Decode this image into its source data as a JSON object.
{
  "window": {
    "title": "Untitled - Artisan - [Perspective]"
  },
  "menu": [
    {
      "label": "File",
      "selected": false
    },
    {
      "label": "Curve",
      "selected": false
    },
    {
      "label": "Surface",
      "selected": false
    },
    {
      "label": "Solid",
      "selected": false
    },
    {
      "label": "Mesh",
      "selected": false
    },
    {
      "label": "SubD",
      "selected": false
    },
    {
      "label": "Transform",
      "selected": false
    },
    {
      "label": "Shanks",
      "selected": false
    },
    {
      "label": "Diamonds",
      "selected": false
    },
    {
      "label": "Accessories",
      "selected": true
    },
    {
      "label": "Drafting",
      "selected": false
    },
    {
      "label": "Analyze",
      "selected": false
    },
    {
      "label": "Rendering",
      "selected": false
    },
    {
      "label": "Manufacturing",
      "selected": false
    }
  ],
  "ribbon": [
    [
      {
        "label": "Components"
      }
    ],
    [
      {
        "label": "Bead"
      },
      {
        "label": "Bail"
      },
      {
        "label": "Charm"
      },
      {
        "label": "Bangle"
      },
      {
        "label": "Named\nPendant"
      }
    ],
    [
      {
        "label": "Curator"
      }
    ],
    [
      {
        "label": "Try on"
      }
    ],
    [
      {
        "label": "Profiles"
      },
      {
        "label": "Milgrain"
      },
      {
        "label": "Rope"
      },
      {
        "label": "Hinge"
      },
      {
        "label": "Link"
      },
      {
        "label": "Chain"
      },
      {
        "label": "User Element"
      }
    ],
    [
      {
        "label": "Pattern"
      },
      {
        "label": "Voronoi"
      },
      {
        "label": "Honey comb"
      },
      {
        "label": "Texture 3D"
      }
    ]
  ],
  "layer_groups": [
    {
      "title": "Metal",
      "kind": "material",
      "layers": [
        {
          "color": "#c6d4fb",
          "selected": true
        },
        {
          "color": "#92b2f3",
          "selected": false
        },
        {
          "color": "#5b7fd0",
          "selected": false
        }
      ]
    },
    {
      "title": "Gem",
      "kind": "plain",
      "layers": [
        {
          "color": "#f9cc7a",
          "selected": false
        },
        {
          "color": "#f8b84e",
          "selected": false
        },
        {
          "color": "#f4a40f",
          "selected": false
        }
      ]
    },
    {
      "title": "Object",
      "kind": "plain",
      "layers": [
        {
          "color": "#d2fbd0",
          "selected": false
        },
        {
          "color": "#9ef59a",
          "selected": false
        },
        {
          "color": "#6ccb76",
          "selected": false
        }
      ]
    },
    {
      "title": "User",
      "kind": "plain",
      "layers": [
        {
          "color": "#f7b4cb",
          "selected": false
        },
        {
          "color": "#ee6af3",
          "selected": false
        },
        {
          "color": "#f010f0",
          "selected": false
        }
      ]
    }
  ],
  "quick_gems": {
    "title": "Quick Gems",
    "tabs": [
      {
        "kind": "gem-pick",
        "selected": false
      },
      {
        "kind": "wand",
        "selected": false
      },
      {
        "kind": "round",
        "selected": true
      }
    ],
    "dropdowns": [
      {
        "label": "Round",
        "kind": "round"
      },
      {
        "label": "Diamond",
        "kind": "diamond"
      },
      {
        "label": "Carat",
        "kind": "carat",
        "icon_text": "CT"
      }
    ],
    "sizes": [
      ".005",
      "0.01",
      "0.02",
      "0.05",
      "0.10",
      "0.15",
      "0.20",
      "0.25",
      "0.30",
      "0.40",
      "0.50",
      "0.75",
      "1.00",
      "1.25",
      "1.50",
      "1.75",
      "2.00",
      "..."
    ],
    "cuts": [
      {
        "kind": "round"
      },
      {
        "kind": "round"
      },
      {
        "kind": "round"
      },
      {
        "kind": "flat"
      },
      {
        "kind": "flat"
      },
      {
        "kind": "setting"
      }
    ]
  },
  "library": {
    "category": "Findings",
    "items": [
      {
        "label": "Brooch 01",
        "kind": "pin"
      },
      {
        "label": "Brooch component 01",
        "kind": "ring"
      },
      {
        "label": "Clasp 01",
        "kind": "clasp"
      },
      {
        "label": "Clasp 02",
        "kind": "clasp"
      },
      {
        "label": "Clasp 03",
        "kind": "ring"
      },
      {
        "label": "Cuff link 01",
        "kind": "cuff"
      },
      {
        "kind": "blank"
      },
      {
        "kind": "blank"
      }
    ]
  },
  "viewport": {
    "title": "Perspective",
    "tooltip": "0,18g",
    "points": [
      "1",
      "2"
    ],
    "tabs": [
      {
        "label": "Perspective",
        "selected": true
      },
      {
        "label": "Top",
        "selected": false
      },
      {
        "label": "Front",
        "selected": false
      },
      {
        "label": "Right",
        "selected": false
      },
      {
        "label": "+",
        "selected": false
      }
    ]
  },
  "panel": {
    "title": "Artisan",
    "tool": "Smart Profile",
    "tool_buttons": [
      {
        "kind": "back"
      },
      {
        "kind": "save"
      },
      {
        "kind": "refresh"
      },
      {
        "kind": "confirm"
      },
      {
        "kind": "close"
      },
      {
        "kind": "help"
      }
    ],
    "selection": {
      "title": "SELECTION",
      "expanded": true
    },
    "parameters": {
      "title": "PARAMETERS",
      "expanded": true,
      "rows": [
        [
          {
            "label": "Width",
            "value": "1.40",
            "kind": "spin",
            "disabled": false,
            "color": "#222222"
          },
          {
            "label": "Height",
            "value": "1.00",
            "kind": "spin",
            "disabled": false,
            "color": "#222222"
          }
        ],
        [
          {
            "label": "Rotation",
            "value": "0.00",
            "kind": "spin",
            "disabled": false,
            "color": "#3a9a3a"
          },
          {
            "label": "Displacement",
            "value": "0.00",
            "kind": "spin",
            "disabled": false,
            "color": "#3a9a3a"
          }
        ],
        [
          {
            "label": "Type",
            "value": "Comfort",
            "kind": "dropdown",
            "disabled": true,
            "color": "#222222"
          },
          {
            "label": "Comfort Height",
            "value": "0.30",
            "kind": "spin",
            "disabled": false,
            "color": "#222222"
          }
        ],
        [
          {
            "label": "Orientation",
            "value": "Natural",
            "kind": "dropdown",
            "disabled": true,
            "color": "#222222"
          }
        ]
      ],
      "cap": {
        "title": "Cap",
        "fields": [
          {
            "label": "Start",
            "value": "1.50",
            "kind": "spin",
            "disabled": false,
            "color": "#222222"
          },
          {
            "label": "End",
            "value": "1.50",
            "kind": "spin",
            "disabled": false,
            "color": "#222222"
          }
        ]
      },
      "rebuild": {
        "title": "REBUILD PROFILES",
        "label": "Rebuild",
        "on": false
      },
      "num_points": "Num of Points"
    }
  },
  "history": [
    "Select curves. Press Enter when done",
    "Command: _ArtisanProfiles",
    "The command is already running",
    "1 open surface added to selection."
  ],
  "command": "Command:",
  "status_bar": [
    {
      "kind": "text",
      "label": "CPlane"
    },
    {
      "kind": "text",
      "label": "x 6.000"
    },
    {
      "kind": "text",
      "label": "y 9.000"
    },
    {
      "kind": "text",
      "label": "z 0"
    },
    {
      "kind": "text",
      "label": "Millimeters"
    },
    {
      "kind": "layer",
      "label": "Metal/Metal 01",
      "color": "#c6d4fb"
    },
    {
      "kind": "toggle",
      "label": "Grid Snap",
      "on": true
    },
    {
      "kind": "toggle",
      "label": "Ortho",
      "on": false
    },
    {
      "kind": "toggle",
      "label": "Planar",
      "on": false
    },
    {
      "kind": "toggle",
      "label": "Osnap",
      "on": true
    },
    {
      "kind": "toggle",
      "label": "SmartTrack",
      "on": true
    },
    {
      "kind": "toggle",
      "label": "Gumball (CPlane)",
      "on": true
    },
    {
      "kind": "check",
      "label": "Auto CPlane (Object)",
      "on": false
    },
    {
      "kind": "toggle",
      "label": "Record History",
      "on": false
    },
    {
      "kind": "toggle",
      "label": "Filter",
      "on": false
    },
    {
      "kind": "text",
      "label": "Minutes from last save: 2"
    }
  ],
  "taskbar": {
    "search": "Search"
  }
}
━━━━━━
Set exercise
Of the lines in the data, how many contain the word "Comfort"? Provide the number and nothing further.

Task solution
2